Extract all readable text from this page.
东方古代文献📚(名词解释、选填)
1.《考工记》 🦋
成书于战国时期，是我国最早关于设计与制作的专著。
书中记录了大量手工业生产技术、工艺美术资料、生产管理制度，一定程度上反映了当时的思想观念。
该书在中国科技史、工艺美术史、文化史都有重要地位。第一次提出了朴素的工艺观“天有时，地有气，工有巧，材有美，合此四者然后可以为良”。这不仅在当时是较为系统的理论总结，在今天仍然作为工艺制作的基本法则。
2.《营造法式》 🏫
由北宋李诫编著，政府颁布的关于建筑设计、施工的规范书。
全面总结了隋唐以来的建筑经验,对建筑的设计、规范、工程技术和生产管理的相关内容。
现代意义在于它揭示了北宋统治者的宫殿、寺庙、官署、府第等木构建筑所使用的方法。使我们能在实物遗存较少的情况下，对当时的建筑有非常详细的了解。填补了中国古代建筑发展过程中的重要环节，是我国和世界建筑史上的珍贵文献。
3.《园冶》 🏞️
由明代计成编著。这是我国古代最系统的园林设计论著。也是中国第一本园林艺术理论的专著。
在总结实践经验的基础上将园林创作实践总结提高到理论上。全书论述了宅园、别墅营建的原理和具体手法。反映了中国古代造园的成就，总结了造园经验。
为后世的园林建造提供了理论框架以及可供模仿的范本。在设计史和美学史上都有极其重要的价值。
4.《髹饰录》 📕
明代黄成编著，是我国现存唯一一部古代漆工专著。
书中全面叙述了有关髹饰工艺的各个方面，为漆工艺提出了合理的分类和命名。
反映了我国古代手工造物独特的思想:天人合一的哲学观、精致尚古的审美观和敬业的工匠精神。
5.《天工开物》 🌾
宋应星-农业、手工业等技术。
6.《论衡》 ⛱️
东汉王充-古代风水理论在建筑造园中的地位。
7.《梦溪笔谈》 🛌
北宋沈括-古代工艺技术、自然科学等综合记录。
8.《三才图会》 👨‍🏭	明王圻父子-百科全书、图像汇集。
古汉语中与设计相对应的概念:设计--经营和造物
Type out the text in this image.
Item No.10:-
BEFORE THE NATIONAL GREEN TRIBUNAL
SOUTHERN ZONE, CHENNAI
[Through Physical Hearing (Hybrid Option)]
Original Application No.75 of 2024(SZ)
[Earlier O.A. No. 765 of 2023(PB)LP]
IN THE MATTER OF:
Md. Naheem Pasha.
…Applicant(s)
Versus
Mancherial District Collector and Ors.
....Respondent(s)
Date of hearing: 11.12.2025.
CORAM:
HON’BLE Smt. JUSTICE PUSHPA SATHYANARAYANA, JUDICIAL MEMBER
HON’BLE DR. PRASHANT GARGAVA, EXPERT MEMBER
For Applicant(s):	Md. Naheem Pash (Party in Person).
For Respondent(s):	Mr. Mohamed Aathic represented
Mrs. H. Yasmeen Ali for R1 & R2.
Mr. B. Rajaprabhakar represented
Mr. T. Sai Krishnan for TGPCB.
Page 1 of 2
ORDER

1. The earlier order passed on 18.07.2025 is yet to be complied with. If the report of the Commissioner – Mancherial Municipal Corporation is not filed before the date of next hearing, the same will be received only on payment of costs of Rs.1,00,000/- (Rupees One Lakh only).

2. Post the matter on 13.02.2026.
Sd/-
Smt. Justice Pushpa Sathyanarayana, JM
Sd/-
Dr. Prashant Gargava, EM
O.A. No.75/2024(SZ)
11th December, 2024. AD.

___

Select all lines with the word "Naheem" from the entries above.

Md. Naheem Pasha.
For Applicant(s):	Md. Naheem Pash (Party in Person).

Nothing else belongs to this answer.